Each line holding the word "colors" counts once; give the total and nothing more.

══ Entries provided ══

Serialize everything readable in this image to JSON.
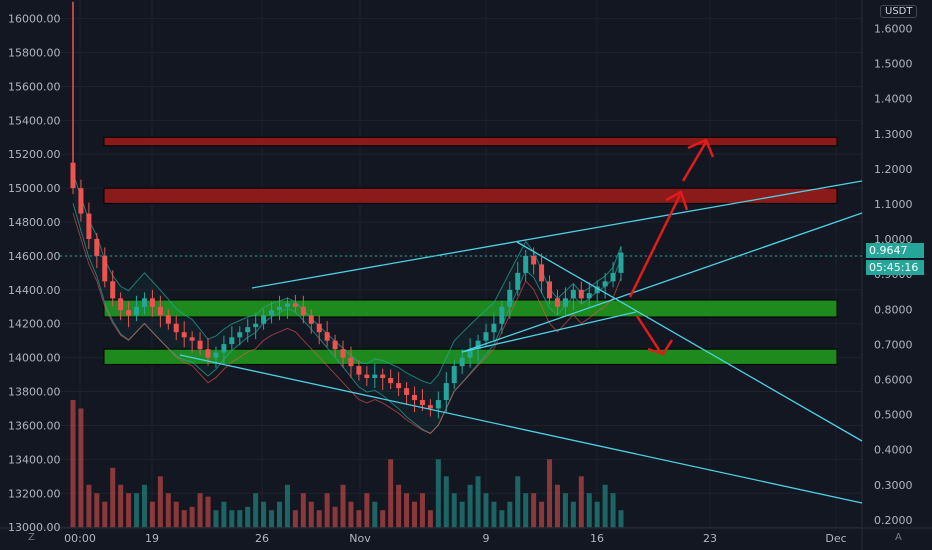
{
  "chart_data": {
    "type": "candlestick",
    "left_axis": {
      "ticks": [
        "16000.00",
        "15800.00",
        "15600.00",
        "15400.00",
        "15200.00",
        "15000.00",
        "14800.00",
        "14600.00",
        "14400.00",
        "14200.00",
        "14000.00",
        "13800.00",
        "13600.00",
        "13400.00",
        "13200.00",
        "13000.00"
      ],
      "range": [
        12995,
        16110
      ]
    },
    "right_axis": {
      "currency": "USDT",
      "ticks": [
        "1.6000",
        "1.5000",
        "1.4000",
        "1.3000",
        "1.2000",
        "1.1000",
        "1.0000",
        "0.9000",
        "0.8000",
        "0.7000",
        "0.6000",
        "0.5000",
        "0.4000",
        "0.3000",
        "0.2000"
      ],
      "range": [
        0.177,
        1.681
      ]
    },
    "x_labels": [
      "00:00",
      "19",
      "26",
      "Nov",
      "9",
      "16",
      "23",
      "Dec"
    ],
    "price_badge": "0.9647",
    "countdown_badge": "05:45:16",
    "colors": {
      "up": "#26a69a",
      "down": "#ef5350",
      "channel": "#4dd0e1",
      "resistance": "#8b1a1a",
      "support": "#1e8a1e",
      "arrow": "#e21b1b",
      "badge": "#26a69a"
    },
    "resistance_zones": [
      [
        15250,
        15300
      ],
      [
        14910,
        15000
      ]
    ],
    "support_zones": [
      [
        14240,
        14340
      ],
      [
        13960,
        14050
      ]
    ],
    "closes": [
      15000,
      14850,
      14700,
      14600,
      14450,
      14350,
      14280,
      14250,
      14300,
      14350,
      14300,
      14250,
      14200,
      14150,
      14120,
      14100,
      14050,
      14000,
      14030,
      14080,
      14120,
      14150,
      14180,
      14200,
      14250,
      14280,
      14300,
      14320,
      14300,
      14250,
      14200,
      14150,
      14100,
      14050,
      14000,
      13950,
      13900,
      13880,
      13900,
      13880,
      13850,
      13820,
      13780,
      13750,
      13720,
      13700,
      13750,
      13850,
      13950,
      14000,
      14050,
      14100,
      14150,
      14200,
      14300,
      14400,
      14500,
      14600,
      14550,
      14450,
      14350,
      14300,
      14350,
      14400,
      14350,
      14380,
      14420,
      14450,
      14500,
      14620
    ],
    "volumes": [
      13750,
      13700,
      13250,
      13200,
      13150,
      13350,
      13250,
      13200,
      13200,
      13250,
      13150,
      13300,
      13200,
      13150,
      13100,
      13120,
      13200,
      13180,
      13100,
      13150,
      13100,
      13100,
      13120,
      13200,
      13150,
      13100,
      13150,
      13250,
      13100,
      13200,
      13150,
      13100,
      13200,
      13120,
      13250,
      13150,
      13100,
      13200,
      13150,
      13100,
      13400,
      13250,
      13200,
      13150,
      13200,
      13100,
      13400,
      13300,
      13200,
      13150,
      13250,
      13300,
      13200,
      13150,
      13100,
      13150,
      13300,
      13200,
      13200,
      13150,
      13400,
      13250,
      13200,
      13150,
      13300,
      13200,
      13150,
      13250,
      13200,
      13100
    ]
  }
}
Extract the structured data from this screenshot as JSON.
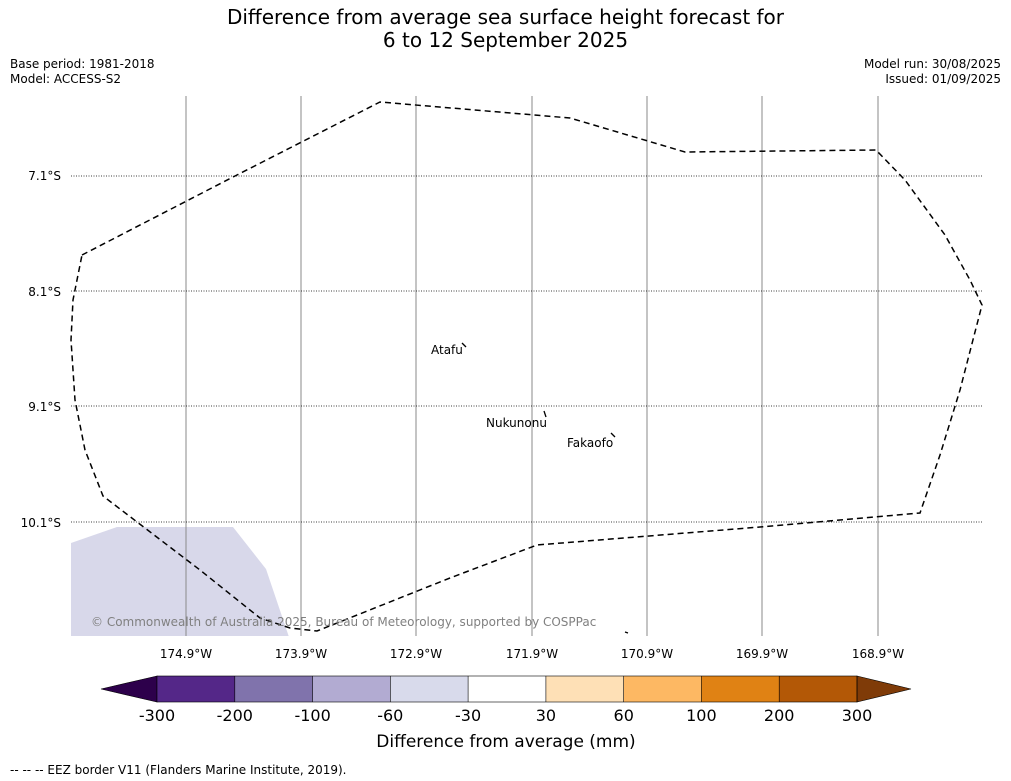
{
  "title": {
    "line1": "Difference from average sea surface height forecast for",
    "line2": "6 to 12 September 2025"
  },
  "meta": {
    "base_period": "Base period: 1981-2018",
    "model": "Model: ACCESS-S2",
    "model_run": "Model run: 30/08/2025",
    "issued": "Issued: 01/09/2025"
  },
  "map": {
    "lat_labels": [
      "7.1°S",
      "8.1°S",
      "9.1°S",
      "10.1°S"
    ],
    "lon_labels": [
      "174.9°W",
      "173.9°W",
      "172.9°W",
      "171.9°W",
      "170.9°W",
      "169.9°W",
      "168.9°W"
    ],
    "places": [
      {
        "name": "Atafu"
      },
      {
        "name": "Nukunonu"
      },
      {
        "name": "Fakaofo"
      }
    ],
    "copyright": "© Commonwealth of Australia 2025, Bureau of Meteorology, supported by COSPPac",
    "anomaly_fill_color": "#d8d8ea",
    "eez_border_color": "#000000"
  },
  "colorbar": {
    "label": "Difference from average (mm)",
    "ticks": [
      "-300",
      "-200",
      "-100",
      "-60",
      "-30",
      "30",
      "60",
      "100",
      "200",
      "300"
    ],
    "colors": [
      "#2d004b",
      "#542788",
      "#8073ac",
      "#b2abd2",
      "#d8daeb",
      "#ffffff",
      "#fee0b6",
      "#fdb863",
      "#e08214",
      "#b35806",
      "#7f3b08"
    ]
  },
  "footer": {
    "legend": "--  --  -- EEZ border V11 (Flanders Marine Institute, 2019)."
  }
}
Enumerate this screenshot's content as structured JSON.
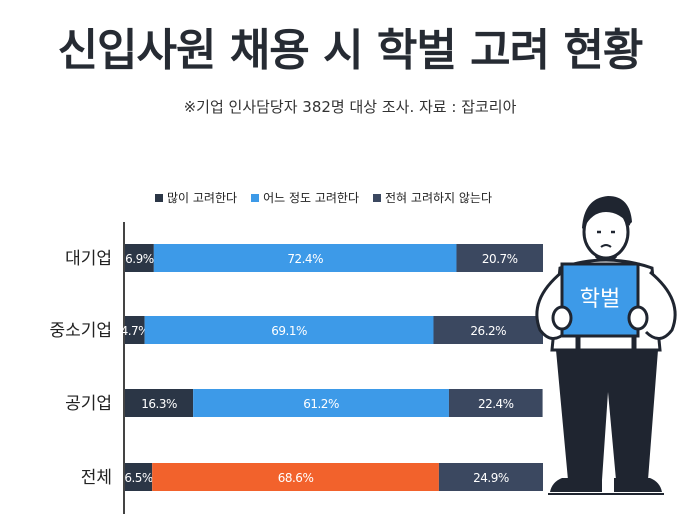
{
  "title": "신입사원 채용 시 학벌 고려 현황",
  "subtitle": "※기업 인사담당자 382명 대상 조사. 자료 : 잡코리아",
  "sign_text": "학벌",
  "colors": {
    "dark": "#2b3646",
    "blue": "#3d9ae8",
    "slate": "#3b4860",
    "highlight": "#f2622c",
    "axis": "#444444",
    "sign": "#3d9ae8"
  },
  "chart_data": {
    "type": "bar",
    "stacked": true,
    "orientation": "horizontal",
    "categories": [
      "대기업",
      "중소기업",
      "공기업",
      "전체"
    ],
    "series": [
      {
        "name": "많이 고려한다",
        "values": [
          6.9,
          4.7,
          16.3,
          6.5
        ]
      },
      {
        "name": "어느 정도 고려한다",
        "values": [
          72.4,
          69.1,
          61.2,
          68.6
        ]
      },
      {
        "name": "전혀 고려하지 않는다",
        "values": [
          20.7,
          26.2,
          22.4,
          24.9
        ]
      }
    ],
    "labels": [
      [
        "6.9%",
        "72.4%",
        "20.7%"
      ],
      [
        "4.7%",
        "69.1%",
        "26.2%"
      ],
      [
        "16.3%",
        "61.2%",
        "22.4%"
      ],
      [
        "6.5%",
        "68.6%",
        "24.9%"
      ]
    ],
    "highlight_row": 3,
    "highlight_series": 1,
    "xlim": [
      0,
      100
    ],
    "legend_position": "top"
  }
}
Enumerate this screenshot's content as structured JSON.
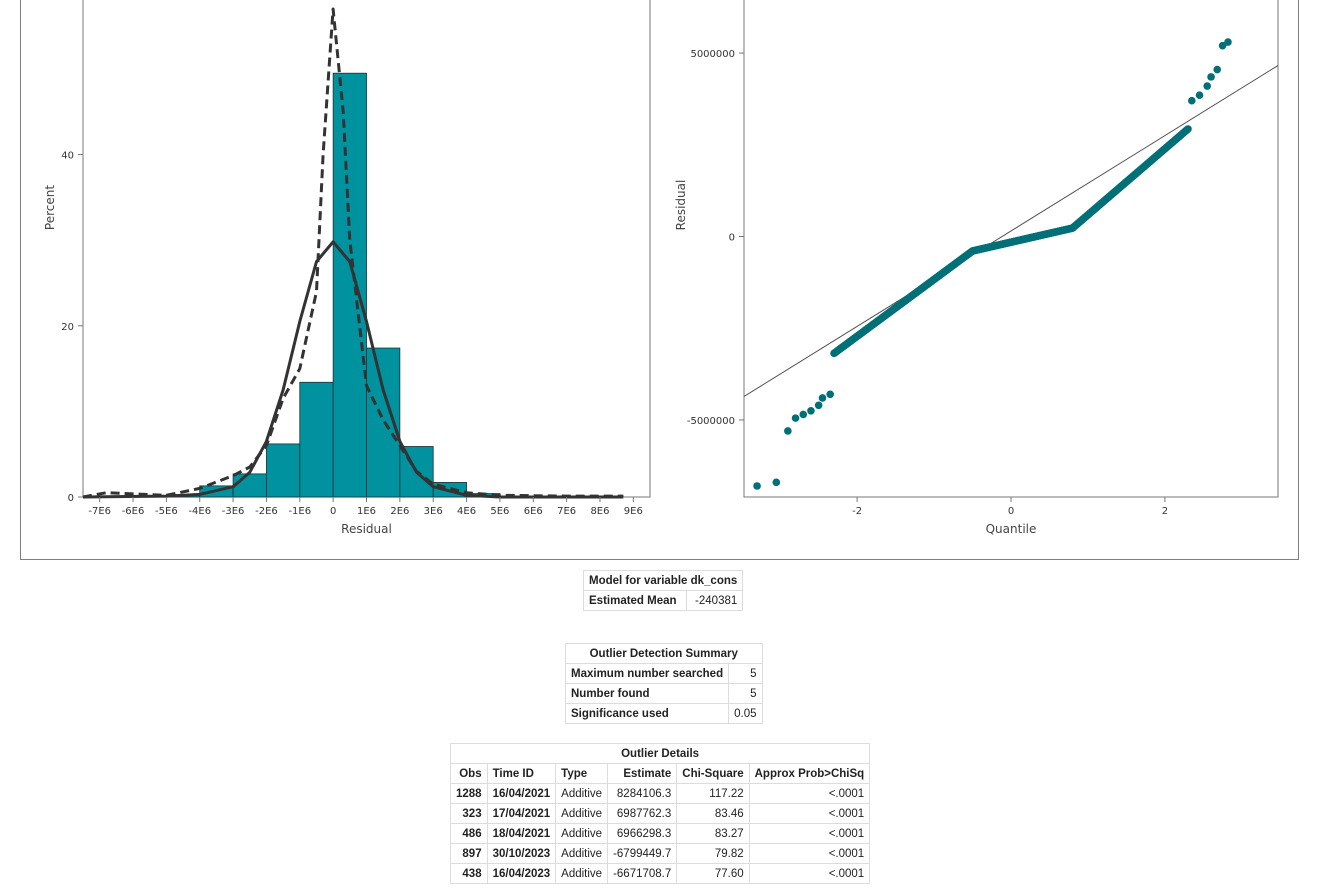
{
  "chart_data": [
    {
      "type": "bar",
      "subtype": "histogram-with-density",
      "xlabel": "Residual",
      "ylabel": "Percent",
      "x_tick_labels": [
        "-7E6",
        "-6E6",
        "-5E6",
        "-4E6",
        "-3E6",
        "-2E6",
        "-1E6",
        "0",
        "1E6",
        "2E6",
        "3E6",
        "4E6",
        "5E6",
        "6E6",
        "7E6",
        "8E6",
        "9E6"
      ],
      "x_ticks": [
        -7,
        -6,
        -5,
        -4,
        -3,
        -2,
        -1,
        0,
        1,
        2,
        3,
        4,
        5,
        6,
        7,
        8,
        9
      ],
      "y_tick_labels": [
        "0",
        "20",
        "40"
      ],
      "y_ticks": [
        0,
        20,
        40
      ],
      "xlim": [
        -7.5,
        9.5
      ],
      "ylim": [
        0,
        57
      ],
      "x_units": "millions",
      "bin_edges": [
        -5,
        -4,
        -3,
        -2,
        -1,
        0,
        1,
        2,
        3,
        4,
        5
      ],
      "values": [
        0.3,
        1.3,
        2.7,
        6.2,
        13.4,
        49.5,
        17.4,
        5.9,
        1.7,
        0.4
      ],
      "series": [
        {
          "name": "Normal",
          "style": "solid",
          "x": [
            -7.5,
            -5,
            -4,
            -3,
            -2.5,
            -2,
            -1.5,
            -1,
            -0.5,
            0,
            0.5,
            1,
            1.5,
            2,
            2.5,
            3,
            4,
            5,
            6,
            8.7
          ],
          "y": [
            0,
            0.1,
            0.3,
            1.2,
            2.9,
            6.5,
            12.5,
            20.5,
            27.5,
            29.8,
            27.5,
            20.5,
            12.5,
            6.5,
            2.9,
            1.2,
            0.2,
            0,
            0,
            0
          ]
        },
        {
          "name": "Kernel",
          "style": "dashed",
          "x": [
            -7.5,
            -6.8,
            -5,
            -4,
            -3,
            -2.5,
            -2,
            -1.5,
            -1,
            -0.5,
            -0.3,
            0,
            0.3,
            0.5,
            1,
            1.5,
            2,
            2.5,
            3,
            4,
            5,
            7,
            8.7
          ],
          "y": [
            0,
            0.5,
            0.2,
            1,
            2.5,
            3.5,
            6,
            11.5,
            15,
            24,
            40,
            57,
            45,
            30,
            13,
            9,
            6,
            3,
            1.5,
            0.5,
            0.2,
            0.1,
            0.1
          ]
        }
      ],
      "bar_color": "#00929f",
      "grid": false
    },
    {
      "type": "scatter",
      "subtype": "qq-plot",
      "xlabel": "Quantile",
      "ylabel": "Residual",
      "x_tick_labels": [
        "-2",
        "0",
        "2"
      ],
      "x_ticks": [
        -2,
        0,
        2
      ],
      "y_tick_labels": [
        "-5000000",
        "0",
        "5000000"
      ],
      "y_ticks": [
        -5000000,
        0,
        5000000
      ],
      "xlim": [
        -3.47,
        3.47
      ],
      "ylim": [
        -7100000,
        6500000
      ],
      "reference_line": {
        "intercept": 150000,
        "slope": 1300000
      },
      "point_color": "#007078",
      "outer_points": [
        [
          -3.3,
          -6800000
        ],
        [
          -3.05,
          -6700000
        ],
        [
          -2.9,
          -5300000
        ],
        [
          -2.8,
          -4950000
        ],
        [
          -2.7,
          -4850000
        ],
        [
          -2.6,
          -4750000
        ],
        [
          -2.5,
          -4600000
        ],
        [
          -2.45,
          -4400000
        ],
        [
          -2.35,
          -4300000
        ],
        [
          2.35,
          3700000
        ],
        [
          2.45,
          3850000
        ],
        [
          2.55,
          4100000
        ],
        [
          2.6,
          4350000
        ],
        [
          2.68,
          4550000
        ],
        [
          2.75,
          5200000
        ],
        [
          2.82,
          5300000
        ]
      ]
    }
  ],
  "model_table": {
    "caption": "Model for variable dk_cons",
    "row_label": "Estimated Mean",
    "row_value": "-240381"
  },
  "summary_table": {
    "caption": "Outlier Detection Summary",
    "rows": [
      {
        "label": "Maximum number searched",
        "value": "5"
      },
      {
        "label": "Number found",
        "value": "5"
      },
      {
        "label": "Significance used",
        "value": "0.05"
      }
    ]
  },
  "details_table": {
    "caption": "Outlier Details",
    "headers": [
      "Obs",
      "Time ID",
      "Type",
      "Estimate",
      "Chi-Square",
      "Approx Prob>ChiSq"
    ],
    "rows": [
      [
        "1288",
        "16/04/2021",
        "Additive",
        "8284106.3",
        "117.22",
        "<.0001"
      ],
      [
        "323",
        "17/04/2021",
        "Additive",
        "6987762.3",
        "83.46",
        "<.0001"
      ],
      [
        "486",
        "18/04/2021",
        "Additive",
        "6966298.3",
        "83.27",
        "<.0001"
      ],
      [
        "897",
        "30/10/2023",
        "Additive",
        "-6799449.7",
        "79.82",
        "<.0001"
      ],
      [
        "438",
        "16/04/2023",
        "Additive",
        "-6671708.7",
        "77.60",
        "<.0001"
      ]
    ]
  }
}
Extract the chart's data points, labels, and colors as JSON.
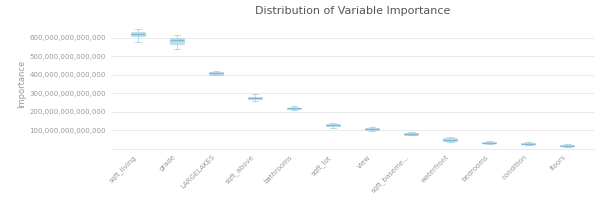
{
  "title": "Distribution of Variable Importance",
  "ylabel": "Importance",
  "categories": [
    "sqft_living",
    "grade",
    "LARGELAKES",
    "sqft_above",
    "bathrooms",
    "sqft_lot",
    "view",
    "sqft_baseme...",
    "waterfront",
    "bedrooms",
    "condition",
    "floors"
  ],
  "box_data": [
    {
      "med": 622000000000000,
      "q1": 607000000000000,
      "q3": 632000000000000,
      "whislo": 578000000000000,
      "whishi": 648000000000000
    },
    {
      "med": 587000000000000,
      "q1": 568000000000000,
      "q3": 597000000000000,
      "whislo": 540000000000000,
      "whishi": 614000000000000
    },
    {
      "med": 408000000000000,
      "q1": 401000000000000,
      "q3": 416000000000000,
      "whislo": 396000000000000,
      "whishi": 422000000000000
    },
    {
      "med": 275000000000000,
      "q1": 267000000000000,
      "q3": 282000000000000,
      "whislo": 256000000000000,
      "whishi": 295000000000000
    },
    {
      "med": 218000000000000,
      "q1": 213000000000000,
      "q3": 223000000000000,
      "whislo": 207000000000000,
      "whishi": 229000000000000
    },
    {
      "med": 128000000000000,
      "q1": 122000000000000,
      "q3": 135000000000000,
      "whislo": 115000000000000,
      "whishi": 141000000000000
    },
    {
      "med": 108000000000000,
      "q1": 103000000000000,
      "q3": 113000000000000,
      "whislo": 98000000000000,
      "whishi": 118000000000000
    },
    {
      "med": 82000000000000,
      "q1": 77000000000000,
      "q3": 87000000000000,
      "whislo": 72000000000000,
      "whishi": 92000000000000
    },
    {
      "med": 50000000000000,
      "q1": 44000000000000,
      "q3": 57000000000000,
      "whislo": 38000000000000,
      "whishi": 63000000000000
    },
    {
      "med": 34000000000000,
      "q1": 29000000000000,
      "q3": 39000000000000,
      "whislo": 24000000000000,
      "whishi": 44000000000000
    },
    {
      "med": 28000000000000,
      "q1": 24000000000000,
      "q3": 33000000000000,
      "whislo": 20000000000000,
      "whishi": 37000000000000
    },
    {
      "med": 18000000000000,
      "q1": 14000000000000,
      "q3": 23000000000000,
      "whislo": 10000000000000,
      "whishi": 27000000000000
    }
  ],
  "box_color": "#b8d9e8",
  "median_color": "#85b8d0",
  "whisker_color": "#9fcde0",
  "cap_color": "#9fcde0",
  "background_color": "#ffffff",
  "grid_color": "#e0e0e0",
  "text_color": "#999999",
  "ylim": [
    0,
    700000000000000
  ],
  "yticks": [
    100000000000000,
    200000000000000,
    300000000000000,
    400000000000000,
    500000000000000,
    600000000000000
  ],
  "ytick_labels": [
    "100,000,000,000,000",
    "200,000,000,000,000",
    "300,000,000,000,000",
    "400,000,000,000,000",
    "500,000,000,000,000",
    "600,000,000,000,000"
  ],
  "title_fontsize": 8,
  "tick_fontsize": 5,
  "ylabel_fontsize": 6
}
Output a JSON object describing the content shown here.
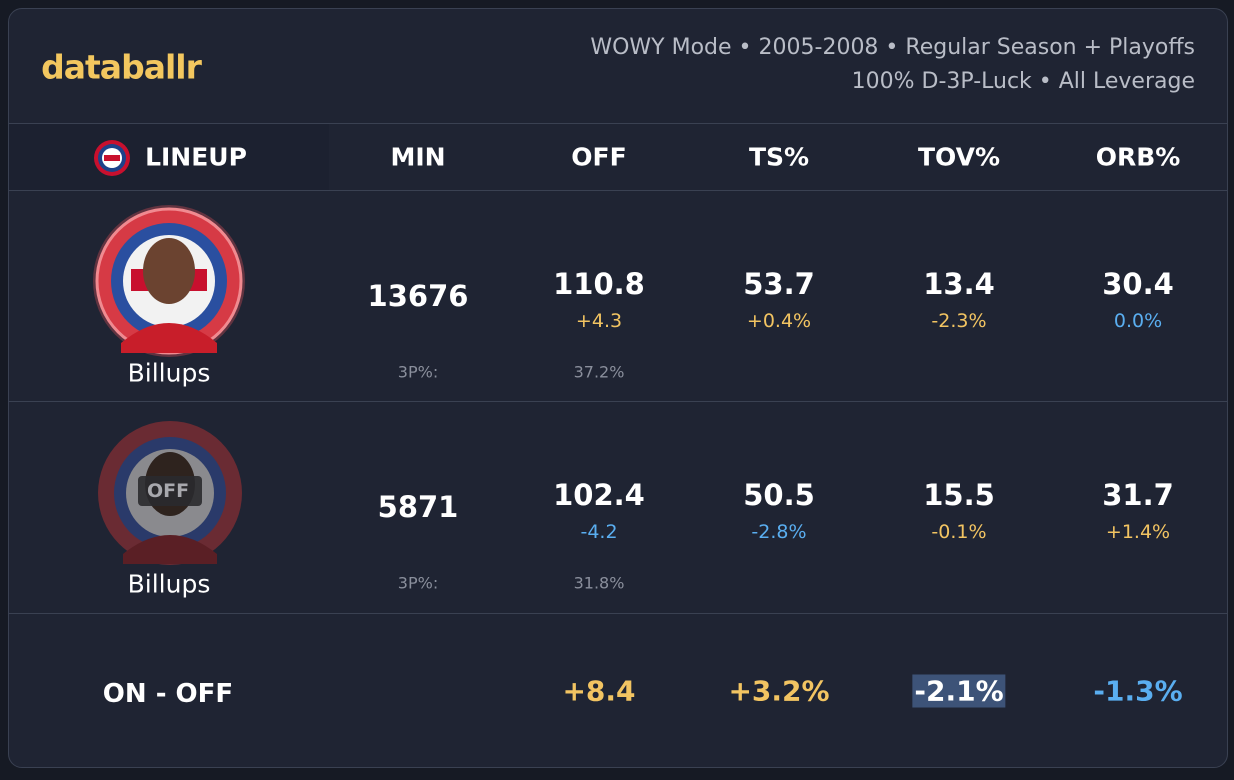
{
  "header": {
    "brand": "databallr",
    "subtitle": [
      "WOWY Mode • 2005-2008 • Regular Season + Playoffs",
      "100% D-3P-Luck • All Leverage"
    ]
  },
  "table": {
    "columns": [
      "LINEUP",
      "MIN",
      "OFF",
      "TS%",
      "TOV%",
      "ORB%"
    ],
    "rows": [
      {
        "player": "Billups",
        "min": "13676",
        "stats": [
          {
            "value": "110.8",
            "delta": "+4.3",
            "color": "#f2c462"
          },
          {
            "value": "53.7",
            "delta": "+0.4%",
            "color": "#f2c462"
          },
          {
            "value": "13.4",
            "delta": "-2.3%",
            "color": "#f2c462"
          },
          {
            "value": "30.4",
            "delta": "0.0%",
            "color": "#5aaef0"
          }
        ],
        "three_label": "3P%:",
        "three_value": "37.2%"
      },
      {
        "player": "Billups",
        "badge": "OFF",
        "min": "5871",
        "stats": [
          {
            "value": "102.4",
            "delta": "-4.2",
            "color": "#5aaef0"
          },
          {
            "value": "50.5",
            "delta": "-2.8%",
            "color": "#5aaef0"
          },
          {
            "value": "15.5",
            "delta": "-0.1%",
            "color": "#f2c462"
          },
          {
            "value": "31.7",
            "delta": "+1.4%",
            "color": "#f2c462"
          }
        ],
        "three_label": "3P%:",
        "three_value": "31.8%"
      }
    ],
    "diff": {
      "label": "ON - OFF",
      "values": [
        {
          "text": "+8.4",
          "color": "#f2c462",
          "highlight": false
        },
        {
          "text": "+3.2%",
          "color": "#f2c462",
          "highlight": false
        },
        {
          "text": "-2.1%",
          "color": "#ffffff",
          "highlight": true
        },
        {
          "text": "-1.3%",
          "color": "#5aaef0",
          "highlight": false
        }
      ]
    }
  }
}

═══

Correct output: 4